Your task: Print the records below exactly as they appear.

Supplied data:
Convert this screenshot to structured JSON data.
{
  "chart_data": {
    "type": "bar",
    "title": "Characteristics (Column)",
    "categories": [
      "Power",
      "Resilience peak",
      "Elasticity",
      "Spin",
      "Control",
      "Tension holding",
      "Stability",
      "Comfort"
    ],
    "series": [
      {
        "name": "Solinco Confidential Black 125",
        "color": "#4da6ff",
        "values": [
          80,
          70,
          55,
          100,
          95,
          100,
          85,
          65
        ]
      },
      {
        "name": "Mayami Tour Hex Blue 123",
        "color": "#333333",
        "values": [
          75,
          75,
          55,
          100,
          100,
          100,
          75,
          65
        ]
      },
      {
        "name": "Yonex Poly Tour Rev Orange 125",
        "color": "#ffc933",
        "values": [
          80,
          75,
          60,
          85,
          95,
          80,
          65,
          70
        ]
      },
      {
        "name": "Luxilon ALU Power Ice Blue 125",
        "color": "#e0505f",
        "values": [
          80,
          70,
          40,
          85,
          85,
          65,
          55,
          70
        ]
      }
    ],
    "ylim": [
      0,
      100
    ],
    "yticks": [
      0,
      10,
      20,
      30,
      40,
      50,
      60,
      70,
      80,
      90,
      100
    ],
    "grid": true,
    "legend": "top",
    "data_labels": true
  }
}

The solution:
Convert this screenshot to structured JSON data.
{
  "chart_data": {
    "type": "bar",
    "title": "Characteristics (Column)",
    "categories": [
      "Power",
      "Resilience peak",
      "Elasticity",
      "Spin",
      "Control",
      "Tension holding",
      "Stability",
      "Comfort"
    ],
    "series": [
      {
        "name": "Solinco Confidential Black 125",
        "color": "#4da6ff",
        "values": [
          80,
          70,
          55,
          100,
          95,
          100,
          85,
          65
        ]
      },
      {
        "name": "Mayami Tour Hex Blue 123",
        "color": "#333333",
        "values": [
          75,
          75,
          55,
          100,
          100,
          100,
          75,
          65
        ]
      },
      {
        "name": "Yonex Poly Tour Rev Orange 125",
        "color": "#ffc933",
        "values": [
          80,
          75,
          60,
          85,
          95,
          80,
          65,
          70
        ]
      },
      {
        "name": "Luxilon ALU Power Ice Blue 125",
        "color": "#e0505f",
        "values": [
          80,
          70,
          40,
          85,
          85,
          65,
          55,
          70
        ]
      }
    ],
    "ylim": [
      0,
      100
    ],
    "yticks": [
      0,
      10,
      20,
      30,
      40,
      50,
      60,
      70,
      80,
      90,
      100
    ],
    "grid": true,
    "legend": "top",
    "data_labels": true
  }
}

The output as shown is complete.